● Your goal
Reproduce each line of the material exactly, minus any picture.
* * *
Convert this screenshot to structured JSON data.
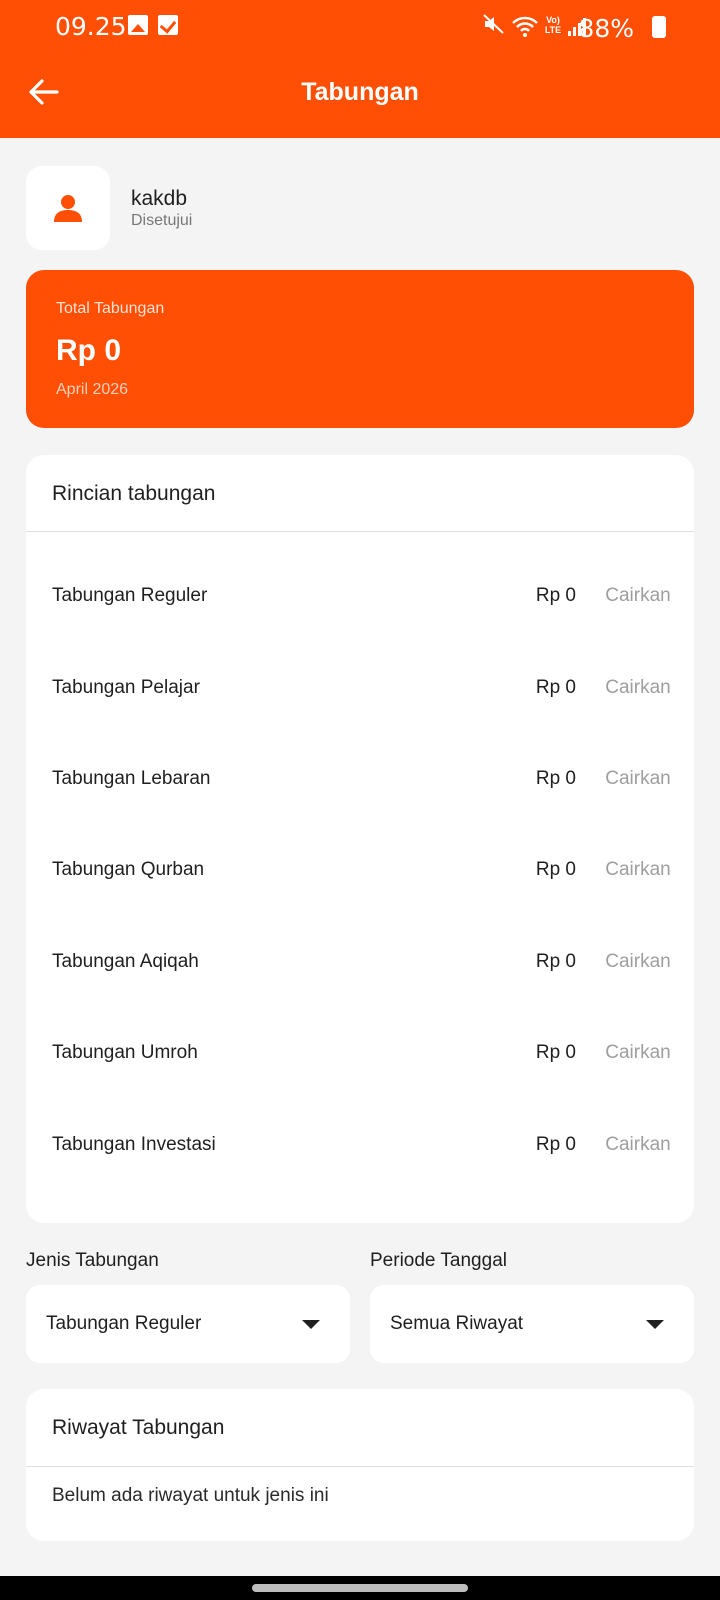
{
  "status_bar": {
    "time": "09.25",
    "lte_label": "Vo) LTE",
    "battery": "88%"
  },
  "header": {
    "title": "Tabungan"
  },
  "profile": {
    "name": "kakdb",
    "status": "Disetujui"
  },
  "total": {
    "label": "Total Tabungan",
    "amount": "Rp 0",
    "period": "April 2026"
  },
  "details": {
    "title": "Rincian tabungan",
    "items": [
      {
        "name": "Tabungan Reguler",
        "amount": "Rp 0",
        "action": "Cairkan"
      },
      {
        "name": "Tabungan Pelajar",
        "amount": "Rp 0",
        "action": "Cairkan"
      },
      {
        "name": "Tabungan Lebaran",
        "amount": "Rp 0",
        "action": "Cairkan"
      },
      {
        "name": "Tabungan Qurban",
        "amount": "Rp 0",
        "action": "Cairkan"
      },
      {
        "name": "Tabungan Aqiqah",
        "amount": "Rp 0",
        "action": "Cairkan"
      },
      {
        "name": "Tabungan Umroh",
        "amount": "Rp 0",
        "action": "Cairkan"
      },
      {
        "name": "Tabungan Investasi",
        "amount": "Rp 0",
        "action": "Cairkan"
      }
    ]
  },
  "filters": {
    "type_label": "Jenis Tabungan",
    "type_value": "Tabungan Reguler",
    "period_label": "Periode Tanggal",
    "period_value": "Semua Riwayat"
  },
  "history": {
    "title": "Riwayat Tabungan",
    "empty_message": "Belum ada riwayat untuk jenis ini"
  },
  "colors": {
    "accent": "#ff4f05",
    "background": "#f4f4f5",
    "muted_action": "#9e9e9e"
  }
}
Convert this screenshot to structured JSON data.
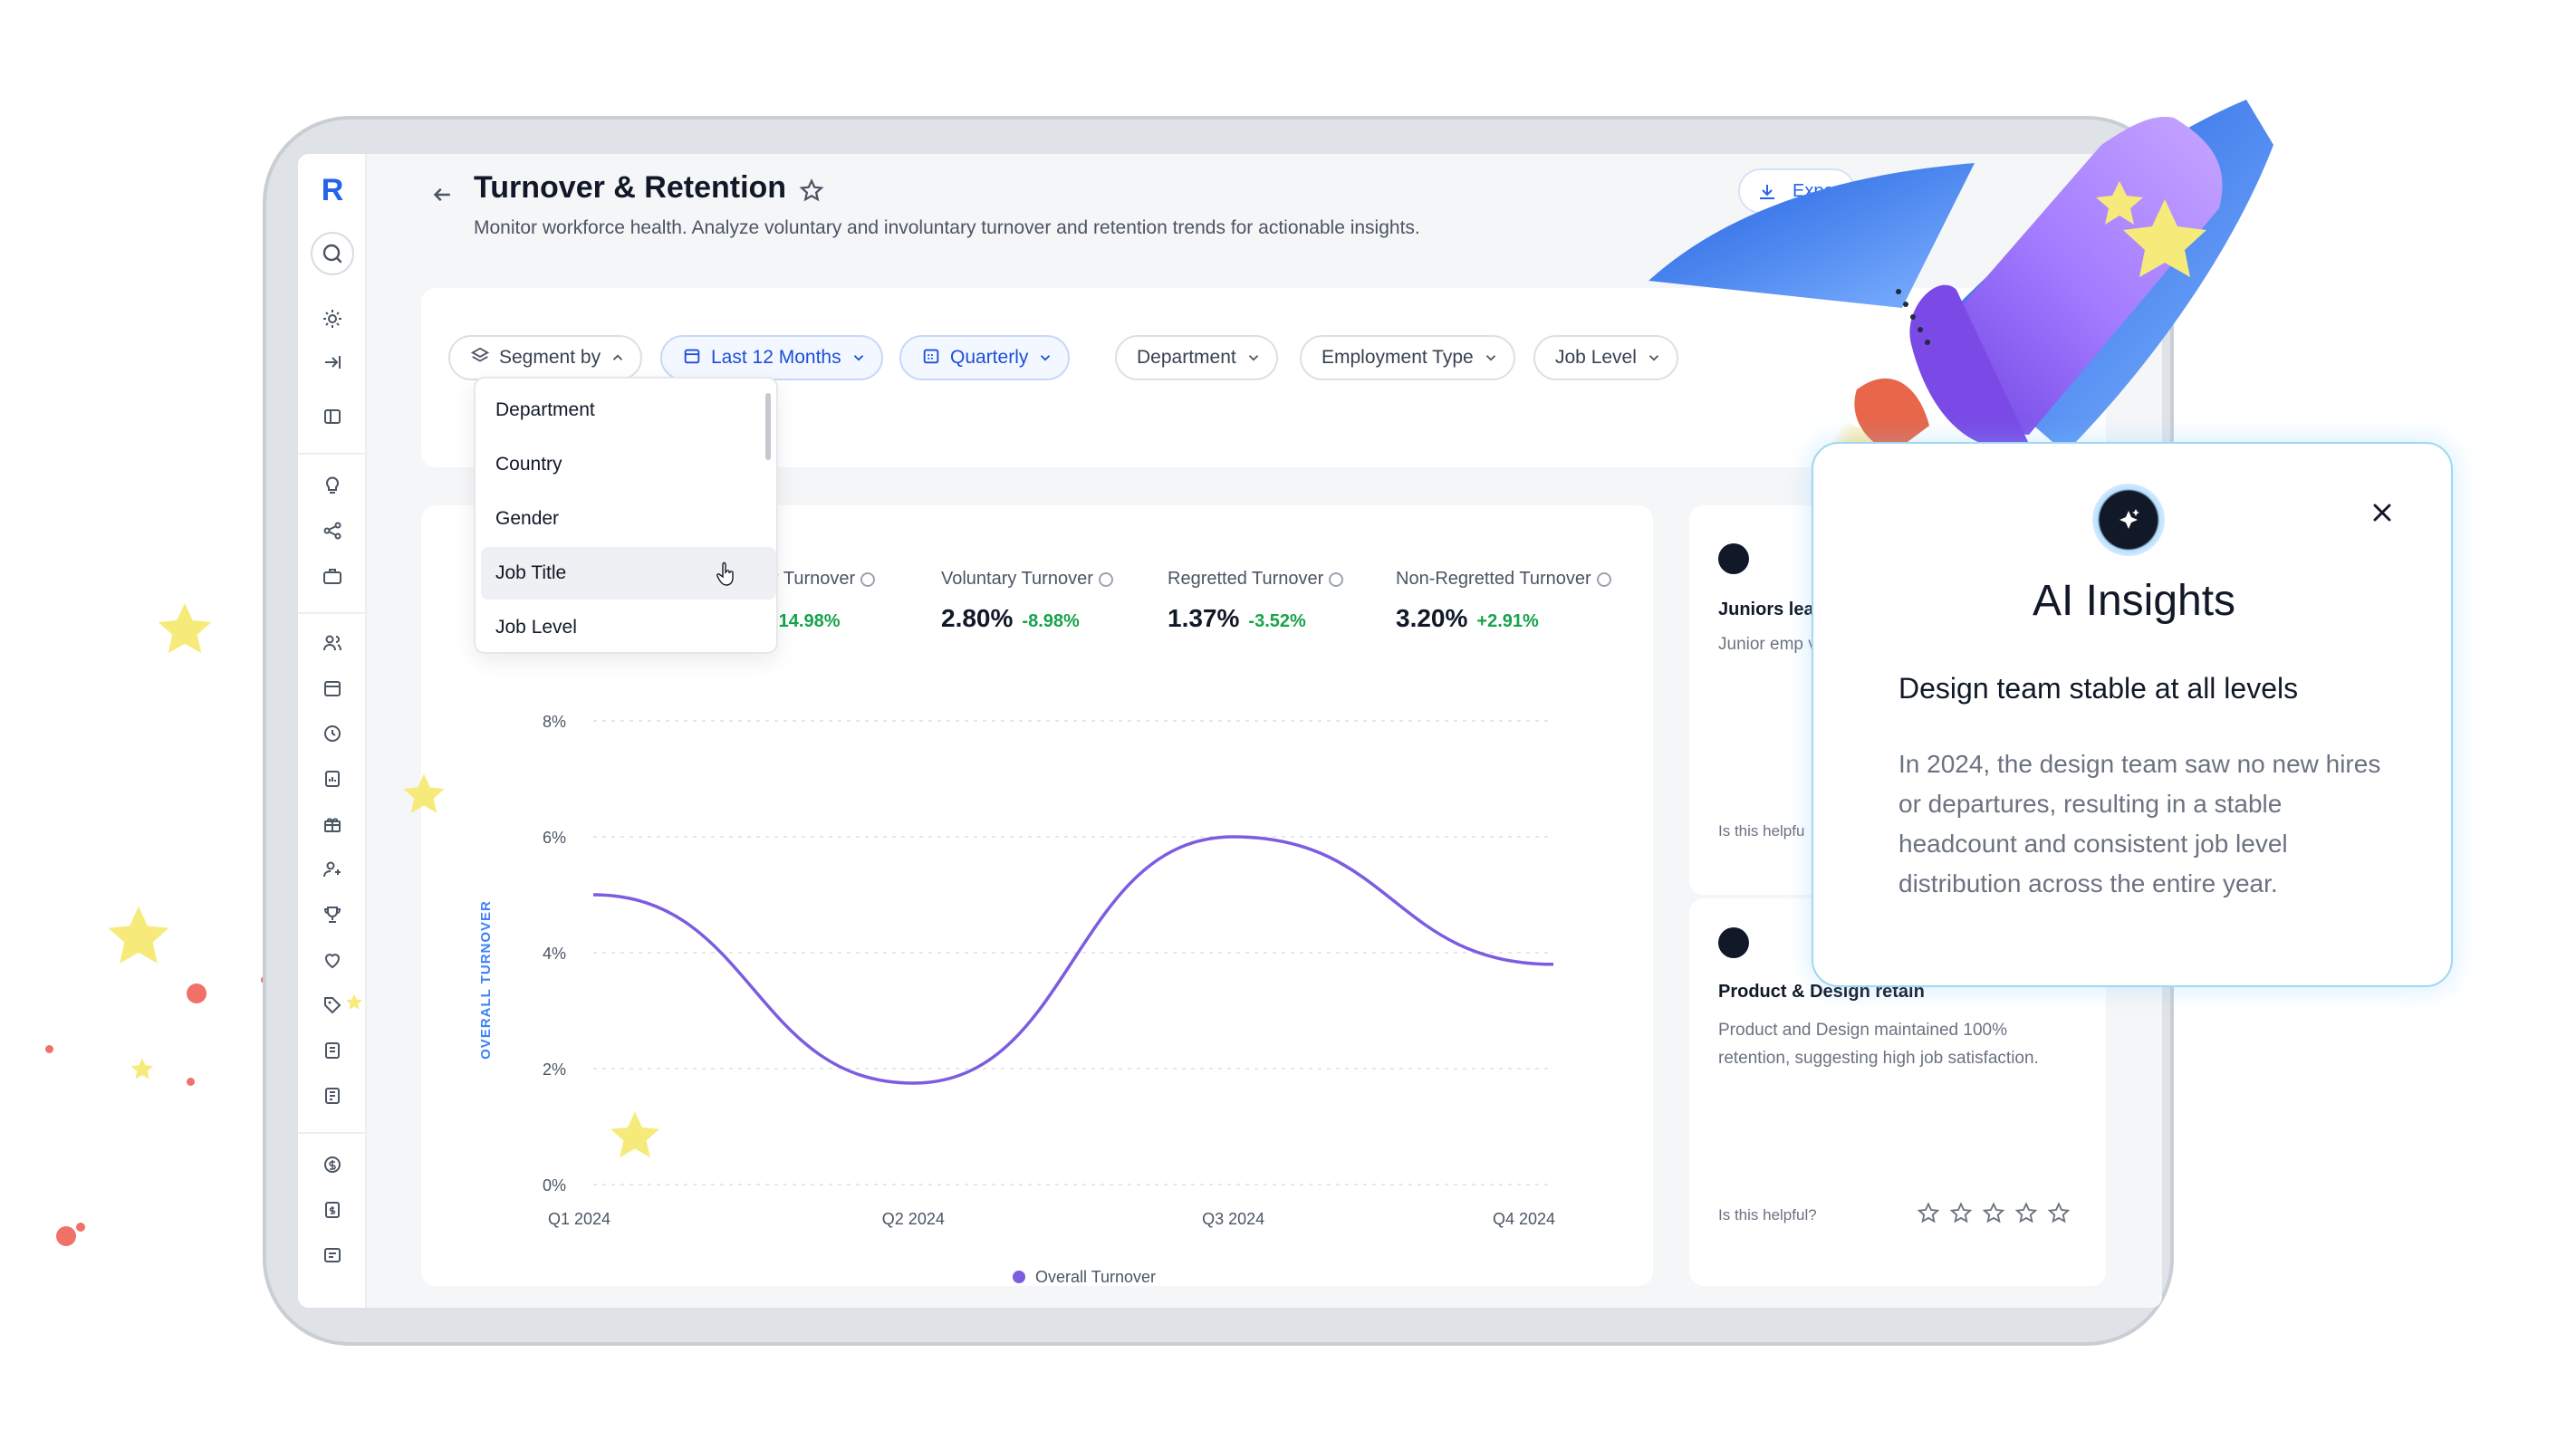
{
  "header": {
    "title": "Turnover & Retention",
    "description": "Monitor workforce health. Analyze voluntary and involuntary turnover and retention trends for actionable insights.",
    "export_label": "Export"
  },
  "filters": {
    "segment_by": "Segment by",
    "period": "Last 12 Months",
    "interval": "Quarterly",
    "department": "Department",
    "employment_type": "Employment Type",
    "job_level": "Job Level"
  },
  "segment_dropdown": {
    "options": [
      "Department",
      "Country",
      "Gender",
      "Job Title",
      "Job Level"
    ],
    "hovered": "Job Title"
  },
  "metrics": [
    {
      "label": "ry Turnover",
      "value": "",
      "delta": "-14.98%"
    },
    {
      "label": "Voluntary Turnover",
      "value": "2.80%",
      "delta": "-8.98%"
    },
    {
      "label": "Regretted Turnover",
      "value": "1.37%",
      "delta": "-3.52%"
    },
    {
      "label": "Non-Regretted Turnover",
      "value": "3.20%",
      "delta": "+2.91%"
    }
  ],
  "chart_data": {
    "type": "line",
    "x": [
      "Q1 2024",
      "Q2 2024",
      "Q3 2024",
      "Q4 2024"
    ],
    "series": [
      {
        "name": "Overall Turnover",
        "values": [
          5.0,
          1.75,
          6.0,
          3.8
        ]
      }
    ],
    "ylabel": "OVERALL TURNOVER",
    "yticks": [
      "0%",
      "2%",
      "4%",
      "6%",
      "8%"
    ],
    "ylim": [
      0,
      8
    ],
    "grid": true,
    "legend": "bottom-center",
    "color": "#7c5ce0"
  },
  "insight_cards": [
    {
      "title": "Juniors lea",
      "body": "Junior emp voluntary t growth cor",
      "help": "Is this helpfu"
    },
    {
      "title": "Product & Design retain",
      "body": "Product and Design maintained 100% retention, suggesting high job satisfaction.",
      "help": "Is this helpful?"
    }
  ],
  "ai_insights": {
    "title": "AI Insights",
    "headline": "Design team stable at all levels",
    "text": "In 2024, the design team saw no new hires or departures, resulting in a stable headcount and consistent job level distribution across the entire year."
  },
  "colors": {
    "accent": "#2563eb",
    "positive": "#16a34a",
    "line": "#7c5ce0",
    "popup_border": "#9fd8ef"
  }
}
* * *
● Finished task
Convert this screenshot to structured JSON data.
{
  "status_bar": {
    "time": "09.25",
    "lte_label": "Vo) LTE",
    "battery": "88%"
  },
  "header": {
    "title": "Tabungan"
  },
  "profile": {
    "name": "kakdb",
    "status": "Disetujui"
  },
  "total": {
    "label": "Total Tabungan",
    "amount": "Rp 0",
    "period": "April 2026"
  },
  "details": {
    "title": "Rincian tabungan",
    "items": [
      {
        "name": "Tabungan Reguler",
        "amount": "Rp 0",
        "action": "Cairkan"
      },
      {
        "name": "Tabungan Pelajar",
        "amount": "Rp 0",
        "action": "Cairkan"
      },
      {
        "name": "Tabungan Lebaran",
        "amount": "Rp 0",
        "action": "Cairkan"
      },
      {
        "name": "Tabungan Qurban",
        "amount": "Rp 0",
        "action": "Cairkan"
      },
      {
        "name": "Tabungan Aqiqah",
        "amount": "Rp 0",
        "action": "Cairkan"
      },
      {
        "name": "Tabungan Umroh",
        "amount": "Rp 0",
        "action": "Cairkan"
      },
      {
        "name": "Tabungan Investasi",
        "amount": "Rp 0",
        "action": "Cairkan"
      }
    ]
  },
  "filters": {
    "type_label": "Jenis Tabungan",
    "type_value": "Tabungan Reguler",
    "period_label": "Periode Tanggal",
    "period_value": "Semua Riwayat"
  },
  "history": {
    "title": "Riwayat Tabungan",
    "empty_message": "Belum ada riwayat untuk jenis ini"
  },
  "colors": {
    "accent": "#ff4f05",
    "background": "#f4f4f5",
    "muted_action": "#9e9e9e"
  }
}
Convert this screenshot to structured JSON data.
{
  "header": {
    "title": "Turnover & Retention",
    "description": "Monitor workforce health. Analyze voluntary and involuntary turnover and retention trends for actionable insights.",
    "export_label": "Export"
  },
  "filters": {
    "segment_by": "Segment by",
    "period": "Last 12 Months",
    "interval": "Quarterly",
    "department": "Department",
    "employment_type": "Employment Type",
    "job_level": "Job Level"
  },
  "segment_dropdown": {
    "options": [
      "Department",
      "Country",
      "Gender",
      "Job Title",
      "Job Level"
    ],
    "hovered": "Job Title"
  },
  "metrics": [
    {
      "label": "ry Turnover",
      "value": "",
      "delta": "-14.98%"
    },
    {
      "label": "Voluntary Turnover",
      "value": "2.80%",
      "delta": "-8.98%"
    },
    {
      "label": "Regretted Turnover",
      "value": "1.37%",
      "delta": "-3.52%"
    },
    {
      "label": "Non-Regretted Turnover",
      "value": "3.20%",
      "delta": "+2.91%"
    }
  ],
  "chart_data": {
    "type": "line",
    "x": [
      "Q1 2024",
      "Q2 2024",
      "Q3 2024",
      "Q4 2024"
    ],
    "series": [
      {
        "name": "Overall Turnover",
        "values": [
          5.0,
          1.75,
          6.0,
          3.8
        ]
      }
    ],
    "ylabel": "OVERALL TURNOVER",
    "yticks": [
      "0%",
      "2%",
      "4%",
      "6%",
      "8%"
    ],
    "ylim": [
      0,
      8
    ],
    "grid": true,
    "legend": "bottom-center",
    "color": "#7c5ce0"
  },
  "insight_cards": [
    {
      "title": "Juniors lea",
      "body": "Junior emp voluntary t growth cor",
      "help": "Is this helpfu"
    },
    {
      "title": "Product & Design retain",
      "body": "Product and Design maintained 100% retention, suggesting high job satisfaction.",
      "help": "Is this helpful?"
    }
  ],
  "ai_insights": {
    "title": "AI Insights",
    "headline": "Design team stable at all levels",
    "text": "In 2024, the design team saw no new hires or departures, resulting in a stable headcount and consistent job level distribution across the entire year."
  },
  "colors": {
    "accent": "#2563eb",
    "positive": "#16a34a",
    "line": "#7c5ce0",
    "popup_border": "#9fd8ef"
  }
}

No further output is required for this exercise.